[Exercise objective]:
Output the material below in its entirety, exactly as given.

──────

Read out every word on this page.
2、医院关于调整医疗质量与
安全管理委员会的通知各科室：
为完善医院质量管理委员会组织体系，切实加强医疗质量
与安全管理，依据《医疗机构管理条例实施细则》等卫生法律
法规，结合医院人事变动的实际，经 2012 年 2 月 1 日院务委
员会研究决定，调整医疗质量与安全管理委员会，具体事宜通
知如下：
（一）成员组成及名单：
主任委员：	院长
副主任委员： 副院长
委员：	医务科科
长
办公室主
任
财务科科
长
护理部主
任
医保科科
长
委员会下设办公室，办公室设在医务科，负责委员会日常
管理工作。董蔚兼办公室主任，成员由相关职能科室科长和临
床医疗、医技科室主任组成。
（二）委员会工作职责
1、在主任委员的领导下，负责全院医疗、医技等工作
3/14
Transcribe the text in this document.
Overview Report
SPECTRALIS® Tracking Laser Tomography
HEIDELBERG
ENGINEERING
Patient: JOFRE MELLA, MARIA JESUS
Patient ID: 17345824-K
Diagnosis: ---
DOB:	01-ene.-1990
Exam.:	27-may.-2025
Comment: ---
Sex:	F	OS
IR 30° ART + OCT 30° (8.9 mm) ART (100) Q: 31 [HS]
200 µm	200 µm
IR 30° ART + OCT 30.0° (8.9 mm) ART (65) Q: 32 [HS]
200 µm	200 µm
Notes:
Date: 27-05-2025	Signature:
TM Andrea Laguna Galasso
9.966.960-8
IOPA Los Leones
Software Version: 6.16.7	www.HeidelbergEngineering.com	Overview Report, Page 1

──────

[The output]:
Read out every word on this page.
2、医院关于调整医疗质量与
安全管理委员会的通知各科室：
为完善医院质量管理委员会组织体系，切实加强医疗质量
与安全管理，依据《医疗机构管理条例实施细则》等卫生法律
法规，结合医院人事变动的实际，经 2012 年 2 月 1 日院务委
员会研究决定，调整医疗质量与安全管理委员会，具体事宜通
知如下：
（一）成员组成及名单：
主任委员：	院长
副主任委员： 副院长
委员：	医务科科
长
办公室主
任
财务科科
长
护理部主
任
医保科科
长
委员会下设办公室，办公室设在医务科，负责委员会日常
管理工作。董蔚兼办公室主任，成员由相关职能科室科长和临
床医疗、医技科室主任组成。
（二）委员会工作职责
1、在主任委员的领导下，负责全院医疗、医技等工作
3/14
Transcribe the text in this document.
Overview Report
SPECTRALIS® Tracking Laser Tomography
HEIDELBERG
ENGINEERING
Patient: JOFRE MELLA, MARIA JESUS
Patient ID: 17345824-K
Diagnosis: ---
DOB:	01-ene.-1990
Exam.:	27-may.-2025
Comment: ---
Sex:	F	OS
IR 30° ART + OCT 30° (8.9 mm) ART (100) Q: 31 [HS]
200 µm	200 µm
IR 30° ART + OCT 30.0° (8.9 mm) ART (65) Q: 32 [HS]
200 µm	200 µm
Notes:
Date: 27-05-2025	Signature:
TM Andrea Laguna Galasso
9.966.960-8
IOPA Los Leones
Software Version: 6.16.7	www.HeidelbergEngineering.com	Overview Report, Page 1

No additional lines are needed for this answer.